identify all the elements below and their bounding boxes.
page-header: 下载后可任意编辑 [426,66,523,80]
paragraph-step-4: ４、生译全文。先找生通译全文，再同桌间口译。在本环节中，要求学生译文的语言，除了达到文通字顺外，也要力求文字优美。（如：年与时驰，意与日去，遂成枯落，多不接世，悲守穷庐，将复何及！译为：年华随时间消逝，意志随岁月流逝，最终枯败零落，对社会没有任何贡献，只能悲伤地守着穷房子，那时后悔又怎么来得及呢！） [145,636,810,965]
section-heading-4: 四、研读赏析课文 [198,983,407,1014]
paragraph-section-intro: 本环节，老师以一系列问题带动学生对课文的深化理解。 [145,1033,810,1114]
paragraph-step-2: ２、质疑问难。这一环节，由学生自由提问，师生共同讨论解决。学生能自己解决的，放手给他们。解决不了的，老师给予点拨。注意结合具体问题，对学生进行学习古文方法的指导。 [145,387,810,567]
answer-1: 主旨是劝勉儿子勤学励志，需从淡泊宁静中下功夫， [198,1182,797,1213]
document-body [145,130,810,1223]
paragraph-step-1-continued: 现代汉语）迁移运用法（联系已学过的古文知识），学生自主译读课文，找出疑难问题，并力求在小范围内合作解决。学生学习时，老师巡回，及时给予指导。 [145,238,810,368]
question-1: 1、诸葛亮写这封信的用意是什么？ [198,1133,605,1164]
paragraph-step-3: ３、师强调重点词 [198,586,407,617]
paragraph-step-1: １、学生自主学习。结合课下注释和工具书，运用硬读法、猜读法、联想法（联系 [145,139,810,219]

What the exercise asks: Turn the listing above into a Markdown table with a Row column that numbers each line in order and a Line column that holds the line itself. Leave out any blank lines.

Answer to this exercise:
| Row | Line |
|---|---|
| 1 | identify all the elements below and their bounding boxes. |
| 2 | page-header: 下载后可任意编辑 [426,66,523,80] |
| 3 | paragraph-step-4: ４、生译全文。先找生通译全文，再同桌间口译。在本环节中，要求学生译文的语言，除了达到文通字顺外，也要力求文字优美。（如：年与时驰，意与日去，遂成枯落，多不接世，悲守穷庐，将复何及！译为：年华随时间消逝，意志随岁月流逝，最终枯败零落，对社会没有任何贡献，只能悲伤地守着穷房子，那时后悔又怎么来得及呢！） [145,636,810,965] |
| 4 | section-heading-4: 四、研读赏析课文 [198,983,407,1014] |
| 5 | paragraph-section-intro: 本环节，老师以一系列问题带动学生对课文的深化理解。 [145,1033,810,1114] |
| 6 | paragraph-step-2: ２、质疑问难。这一环节，由学生自由提问，师生共同讨论解决。学生能自己解决的，放手给他们。解决不了的，老师给予点拨。注意结合具体问题，对学生进行学习古文方法的指导。 [145,387,810,567] |
| 7 | answer-1: 主旨是劝勉儿子勤学励志，需从淡泊宁静中下功夫， [198,1182,797,1213] |
| 8 | document-body [145,130,810,1223] |
| 9 | paragraph-step-1-continued: 现代汉语）迁移运用法（联系已学过的古文知识），学生自主译读课文，找出疑难问题，并力求在小范围内合作解决。学生学习时，老师巡回，及时给予指导。 [145,238,810,368] |
| 10 | question-1: 1、诸葛亮写这封信的用意是什么？ [198,1133,605,1164] |
| 11 | paragraph-step-3: ３、师强调重点词 [198,586,407,617] |
| 12 | paragraph-step-1: １、学生自主学习。结合课下注释和工具书，运用硬读法、猜读法、联想法（联系 [145,139,810,219] |